*Written problem*
In the data, extract each line that holds the string "Life".

*Records to process*
---+---

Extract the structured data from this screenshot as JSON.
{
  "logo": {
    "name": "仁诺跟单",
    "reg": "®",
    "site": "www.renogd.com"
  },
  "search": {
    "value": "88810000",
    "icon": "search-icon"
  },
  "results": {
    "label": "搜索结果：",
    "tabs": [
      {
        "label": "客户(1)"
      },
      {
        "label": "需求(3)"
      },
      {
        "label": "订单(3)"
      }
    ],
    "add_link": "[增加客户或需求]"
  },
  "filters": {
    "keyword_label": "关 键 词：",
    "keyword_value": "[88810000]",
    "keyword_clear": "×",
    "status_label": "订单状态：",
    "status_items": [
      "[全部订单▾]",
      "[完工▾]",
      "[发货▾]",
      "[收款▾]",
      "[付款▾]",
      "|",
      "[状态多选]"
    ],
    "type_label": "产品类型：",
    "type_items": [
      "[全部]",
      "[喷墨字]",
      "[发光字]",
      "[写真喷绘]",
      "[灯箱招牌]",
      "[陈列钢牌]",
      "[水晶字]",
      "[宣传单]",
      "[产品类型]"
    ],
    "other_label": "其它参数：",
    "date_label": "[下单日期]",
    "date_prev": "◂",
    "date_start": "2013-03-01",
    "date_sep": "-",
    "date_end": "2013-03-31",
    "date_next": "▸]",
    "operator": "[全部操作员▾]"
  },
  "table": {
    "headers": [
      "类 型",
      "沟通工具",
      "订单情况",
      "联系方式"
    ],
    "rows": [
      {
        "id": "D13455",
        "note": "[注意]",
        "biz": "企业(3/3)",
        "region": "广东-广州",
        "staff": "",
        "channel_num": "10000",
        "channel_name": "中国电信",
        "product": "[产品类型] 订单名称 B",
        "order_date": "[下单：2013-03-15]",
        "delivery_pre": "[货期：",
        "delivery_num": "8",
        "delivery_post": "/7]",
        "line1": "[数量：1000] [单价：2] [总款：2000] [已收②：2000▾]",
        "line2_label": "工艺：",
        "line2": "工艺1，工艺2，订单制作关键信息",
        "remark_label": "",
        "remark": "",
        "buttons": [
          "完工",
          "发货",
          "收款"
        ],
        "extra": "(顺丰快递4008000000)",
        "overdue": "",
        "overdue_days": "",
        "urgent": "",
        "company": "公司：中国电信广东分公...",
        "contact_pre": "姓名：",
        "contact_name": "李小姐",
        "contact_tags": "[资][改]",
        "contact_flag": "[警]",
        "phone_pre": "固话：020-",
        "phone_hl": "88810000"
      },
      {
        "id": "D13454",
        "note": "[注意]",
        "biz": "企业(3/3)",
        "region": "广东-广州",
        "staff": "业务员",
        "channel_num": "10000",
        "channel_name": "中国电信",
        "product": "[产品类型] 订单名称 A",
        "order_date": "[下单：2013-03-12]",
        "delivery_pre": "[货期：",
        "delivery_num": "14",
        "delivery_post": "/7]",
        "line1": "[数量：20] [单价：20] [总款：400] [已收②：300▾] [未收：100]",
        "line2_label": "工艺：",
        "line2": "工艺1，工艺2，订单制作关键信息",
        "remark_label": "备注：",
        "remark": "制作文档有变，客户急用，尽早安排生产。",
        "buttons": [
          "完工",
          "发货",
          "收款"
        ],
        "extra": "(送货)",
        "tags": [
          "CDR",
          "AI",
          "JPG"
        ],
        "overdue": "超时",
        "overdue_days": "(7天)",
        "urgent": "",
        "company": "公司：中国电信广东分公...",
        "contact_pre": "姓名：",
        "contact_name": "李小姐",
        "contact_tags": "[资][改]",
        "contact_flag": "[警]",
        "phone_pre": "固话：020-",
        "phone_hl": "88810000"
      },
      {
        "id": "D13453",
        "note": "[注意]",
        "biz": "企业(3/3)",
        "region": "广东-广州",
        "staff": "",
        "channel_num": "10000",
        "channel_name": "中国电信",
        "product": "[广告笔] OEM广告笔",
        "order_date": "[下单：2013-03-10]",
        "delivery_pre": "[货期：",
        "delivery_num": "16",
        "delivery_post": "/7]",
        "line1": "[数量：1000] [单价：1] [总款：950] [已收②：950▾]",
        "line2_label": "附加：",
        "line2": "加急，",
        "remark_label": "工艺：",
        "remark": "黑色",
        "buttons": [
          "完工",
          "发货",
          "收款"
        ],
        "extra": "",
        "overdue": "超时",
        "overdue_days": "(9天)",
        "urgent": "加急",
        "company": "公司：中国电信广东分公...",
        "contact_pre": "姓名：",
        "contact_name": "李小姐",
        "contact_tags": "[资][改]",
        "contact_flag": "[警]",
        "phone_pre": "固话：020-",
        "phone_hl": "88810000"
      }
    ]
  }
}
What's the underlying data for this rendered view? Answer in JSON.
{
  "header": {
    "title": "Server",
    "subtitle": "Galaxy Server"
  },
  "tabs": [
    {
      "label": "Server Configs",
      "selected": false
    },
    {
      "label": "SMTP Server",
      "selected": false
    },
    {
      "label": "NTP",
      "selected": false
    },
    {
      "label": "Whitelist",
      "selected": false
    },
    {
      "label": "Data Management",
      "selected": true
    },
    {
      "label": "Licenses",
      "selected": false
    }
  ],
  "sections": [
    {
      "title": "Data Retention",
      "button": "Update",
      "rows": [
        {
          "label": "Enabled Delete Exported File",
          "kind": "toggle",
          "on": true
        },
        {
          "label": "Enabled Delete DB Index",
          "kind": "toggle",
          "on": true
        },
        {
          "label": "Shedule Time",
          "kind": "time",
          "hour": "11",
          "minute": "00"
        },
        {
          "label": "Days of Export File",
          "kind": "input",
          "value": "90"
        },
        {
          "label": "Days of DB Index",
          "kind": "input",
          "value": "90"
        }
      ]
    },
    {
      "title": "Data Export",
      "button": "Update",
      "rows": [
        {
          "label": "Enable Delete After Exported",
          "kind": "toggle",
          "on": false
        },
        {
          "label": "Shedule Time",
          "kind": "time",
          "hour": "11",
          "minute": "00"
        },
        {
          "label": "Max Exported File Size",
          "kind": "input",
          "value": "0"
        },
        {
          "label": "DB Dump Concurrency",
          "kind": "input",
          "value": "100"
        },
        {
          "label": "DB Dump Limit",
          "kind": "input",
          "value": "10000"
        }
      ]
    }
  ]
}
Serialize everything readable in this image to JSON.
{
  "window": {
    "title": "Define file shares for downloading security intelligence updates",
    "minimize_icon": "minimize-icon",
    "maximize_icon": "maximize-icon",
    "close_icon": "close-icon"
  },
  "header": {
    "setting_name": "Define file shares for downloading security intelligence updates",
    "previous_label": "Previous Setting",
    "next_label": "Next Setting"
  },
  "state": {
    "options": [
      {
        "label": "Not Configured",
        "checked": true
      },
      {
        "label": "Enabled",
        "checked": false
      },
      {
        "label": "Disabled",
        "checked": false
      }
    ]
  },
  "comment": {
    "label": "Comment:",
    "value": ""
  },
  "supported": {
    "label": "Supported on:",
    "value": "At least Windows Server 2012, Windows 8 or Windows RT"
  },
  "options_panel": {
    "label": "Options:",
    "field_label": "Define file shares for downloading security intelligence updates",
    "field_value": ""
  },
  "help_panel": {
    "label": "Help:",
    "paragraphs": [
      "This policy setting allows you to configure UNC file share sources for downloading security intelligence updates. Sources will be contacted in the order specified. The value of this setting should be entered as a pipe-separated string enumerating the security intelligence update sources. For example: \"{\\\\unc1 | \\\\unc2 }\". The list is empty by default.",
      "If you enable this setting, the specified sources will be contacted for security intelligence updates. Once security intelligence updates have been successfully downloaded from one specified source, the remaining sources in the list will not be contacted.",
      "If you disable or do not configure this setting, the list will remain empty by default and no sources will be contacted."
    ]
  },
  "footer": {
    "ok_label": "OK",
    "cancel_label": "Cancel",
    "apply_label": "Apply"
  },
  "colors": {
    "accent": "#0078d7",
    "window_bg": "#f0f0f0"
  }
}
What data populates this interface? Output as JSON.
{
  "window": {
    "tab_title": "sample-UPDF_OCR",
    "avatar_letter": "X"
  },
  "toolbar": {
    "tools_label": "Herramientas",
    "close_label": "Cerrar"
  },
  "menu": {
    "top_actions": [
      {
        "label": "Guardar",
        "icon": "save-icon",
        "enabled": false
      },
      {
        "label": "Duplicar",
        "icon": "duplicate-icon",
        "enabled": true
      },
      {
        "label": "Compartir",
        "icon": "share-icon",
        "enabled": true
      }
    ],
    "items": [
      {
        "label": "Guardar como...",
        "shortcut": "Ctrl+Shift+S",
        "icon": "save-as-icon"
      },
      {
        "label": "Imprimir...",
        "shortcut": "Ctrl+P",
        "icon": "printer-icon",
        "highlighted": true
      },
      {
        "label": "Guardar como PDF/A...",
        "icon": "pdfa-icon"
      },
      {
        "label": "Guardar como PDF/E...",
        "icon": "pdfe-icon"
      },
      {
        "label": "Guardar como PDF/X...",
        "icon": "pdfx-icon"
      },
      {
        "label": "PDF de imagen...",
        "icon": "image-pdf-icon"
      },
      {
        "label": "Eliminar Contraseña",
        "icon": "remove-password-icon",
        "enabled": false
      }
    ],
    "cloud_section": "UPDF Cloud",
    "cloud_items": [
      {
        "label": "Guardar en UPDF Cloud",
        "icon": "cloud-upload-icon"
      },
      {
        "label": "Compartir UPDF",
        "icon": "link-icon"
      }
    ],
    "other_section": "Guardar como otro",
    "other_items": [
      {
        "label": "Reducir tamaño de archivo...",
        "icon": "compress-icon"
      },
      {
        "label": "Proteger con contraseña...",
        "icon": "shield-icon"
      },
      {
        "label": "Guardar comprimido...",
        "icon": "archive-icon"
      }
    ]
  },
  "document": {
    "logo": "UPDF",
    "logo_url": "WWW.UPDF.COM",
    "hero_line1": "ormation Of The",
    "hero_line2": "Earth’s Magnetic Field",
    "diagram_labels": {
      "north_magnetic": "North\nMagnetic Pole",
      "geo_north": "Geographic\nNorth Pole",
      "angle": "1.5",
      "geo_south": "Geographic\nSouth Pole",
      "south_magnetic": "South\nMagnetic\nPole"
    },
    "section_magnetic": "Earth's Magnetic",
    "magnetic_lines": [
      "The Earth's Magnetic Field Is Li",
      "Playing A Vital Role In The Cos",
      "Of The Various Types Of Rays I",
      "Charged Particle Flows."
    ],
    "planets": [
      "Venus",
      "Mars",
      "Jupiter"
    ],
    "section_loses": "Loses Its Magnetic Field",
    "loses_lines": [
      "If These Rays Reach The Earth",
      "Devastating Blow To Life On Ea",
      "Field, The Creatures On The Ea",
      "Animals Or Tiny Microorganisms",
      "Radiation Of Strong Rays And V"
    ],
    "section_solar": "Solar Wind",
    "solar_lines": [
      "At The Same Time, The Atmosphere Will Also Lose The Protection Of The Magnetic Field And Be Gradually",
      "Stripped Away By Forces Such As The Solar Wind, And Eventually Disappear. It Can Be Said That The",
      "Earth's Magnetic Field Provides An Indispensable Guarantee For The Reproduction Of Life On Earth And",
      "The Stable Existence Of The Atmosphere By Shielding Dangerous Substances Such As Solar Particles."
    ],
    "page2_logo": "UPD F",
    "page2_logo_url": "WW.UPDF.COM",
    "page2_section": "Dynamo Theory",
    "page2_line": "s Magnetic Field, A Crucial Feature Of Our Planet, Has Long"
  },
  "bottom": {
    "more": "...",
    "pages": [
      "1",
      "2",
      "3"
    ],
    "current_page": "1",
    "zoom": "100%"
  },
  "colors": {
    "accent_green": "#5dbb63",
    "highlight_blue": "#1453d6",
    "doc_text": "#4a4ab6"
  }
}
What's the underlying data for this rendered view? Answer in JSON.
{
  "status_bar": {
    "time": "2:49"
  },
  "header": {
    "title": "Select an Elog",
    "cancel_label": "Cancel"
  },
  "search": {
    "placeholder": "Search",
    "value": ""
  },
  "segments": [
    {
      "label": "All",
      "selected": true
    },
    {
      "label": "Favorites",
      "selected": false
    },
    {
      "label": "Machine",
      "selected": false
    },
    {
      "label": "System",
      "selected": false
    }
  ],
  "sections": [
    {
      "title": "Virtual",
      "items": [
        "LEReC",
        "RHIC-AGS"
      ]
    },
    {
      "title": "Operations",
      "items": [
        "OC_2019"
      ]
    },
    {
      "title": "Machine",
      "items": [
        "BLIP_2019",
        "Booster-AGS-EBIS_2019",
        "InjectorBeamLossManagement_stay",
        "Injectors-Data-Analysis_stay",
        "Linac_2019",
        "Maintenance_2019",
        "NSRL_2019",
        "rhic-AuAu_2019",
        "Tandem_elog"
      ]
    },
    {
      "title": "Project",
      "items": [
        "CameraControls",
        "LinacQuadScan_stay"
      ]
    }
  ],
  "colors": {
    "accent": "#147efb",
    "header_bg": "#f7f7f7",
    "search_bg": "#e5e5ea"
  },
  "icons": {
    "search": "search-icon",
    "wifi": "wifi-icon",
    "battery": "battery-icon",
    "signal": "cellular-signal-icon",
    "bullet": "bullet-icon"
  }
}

---+---

*Answer to this exercise*
      "Devastating Blow To Life On Ea",
      "Earth's Magnetic Field Provides An Indispensable Guarantee For The Reproduction Of Life On Earth And",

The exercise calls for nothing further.